[BEGIN THE INPUT]
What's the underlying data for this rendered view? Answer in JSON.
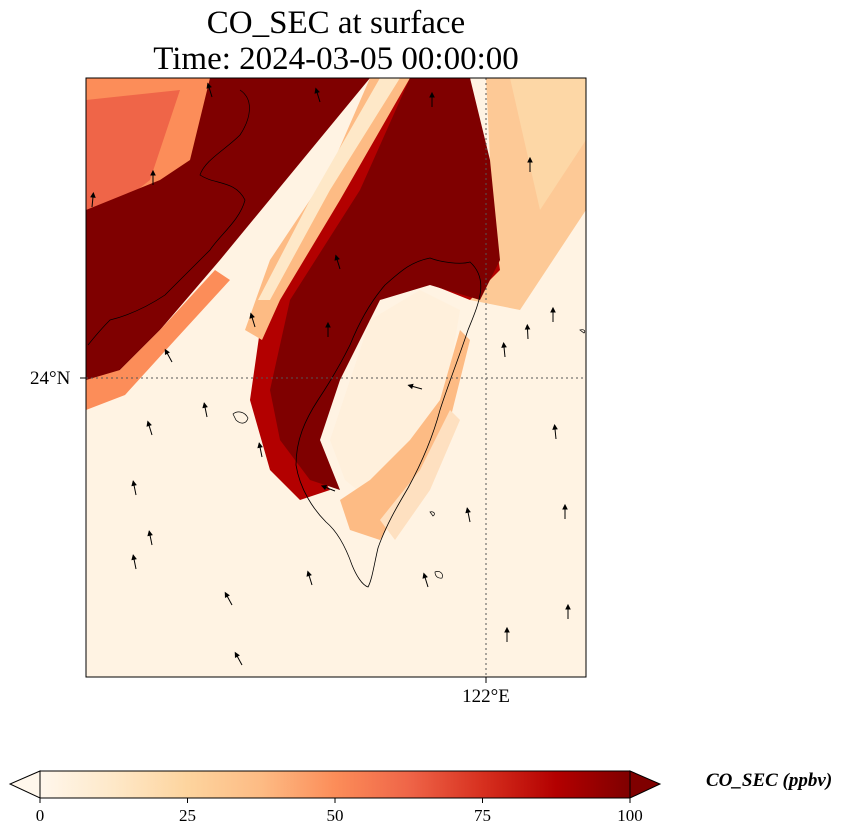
{
  "title": {
    "line1": "CO_SEC at surface",
    "line2": "Time: 2024-03-05 00:00:00"
  },
  "map": {
    "region": "Taiwan",
    "lat_label": "24°N",
    "lon_label": "122°E",
    "gridlines": "dotted",
    "coastline": true,
    "wind_vectors": true
  },
  "colorbar": {
    "label": "CO_SEC (ppbv)",
    "colormap": "OrRd",
    "range": [
      0,
      100
    ],
    "extend": "both",
    "ticks": [
      "0",
      "25",
      "50",
      "75",
      "100"
    ],
    "colors": [
      "#fff7ec",
      "#fee8c8",
      "#fdd49e",
      "#fdbb84",
      "#fc8d59",
      "#ef6548",
      "#d7301f",
      "#b30000",
      "#7f0000"
    ]
  }
}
[END THE INPUT]
YOUR OBJECTIVE: Without including any pictures, print all of the material exactly as given.

FULL SOLUTION:
What's the underlying data for this rendered view? Answer in JSON.
{
  "title": {
    "line1": "CO_SEC at surface",
    "line2": "Time: 2024-03-05 00:00:00"
  },
  "map": {
    "region": "Taiwan",
    "lat_label": "24°N",
    "lon_label": "122°E",
    "gridlines": "dotted",
    "coastline": true,
    "wind_vectors": true
  },
  "colorbar": {
    "label": "CO_SEC (ppbv)",
    "colormap": "OrRd",
    "range": [
      0,
      100
    ],
    "extend": "both",
    "ticks": [
      "0",
      "25",
      "50",
      "75",
      "100"
    ],
    "colors": [
      "#fff7ec",
      "#fee8c8",
      "#fdd49e",
      "#fdbb84",
      "#fc8d59",
      "#ef6548",
      "#d7301f",
      "#b30000",
      "#7f0000"
    ]
  }
}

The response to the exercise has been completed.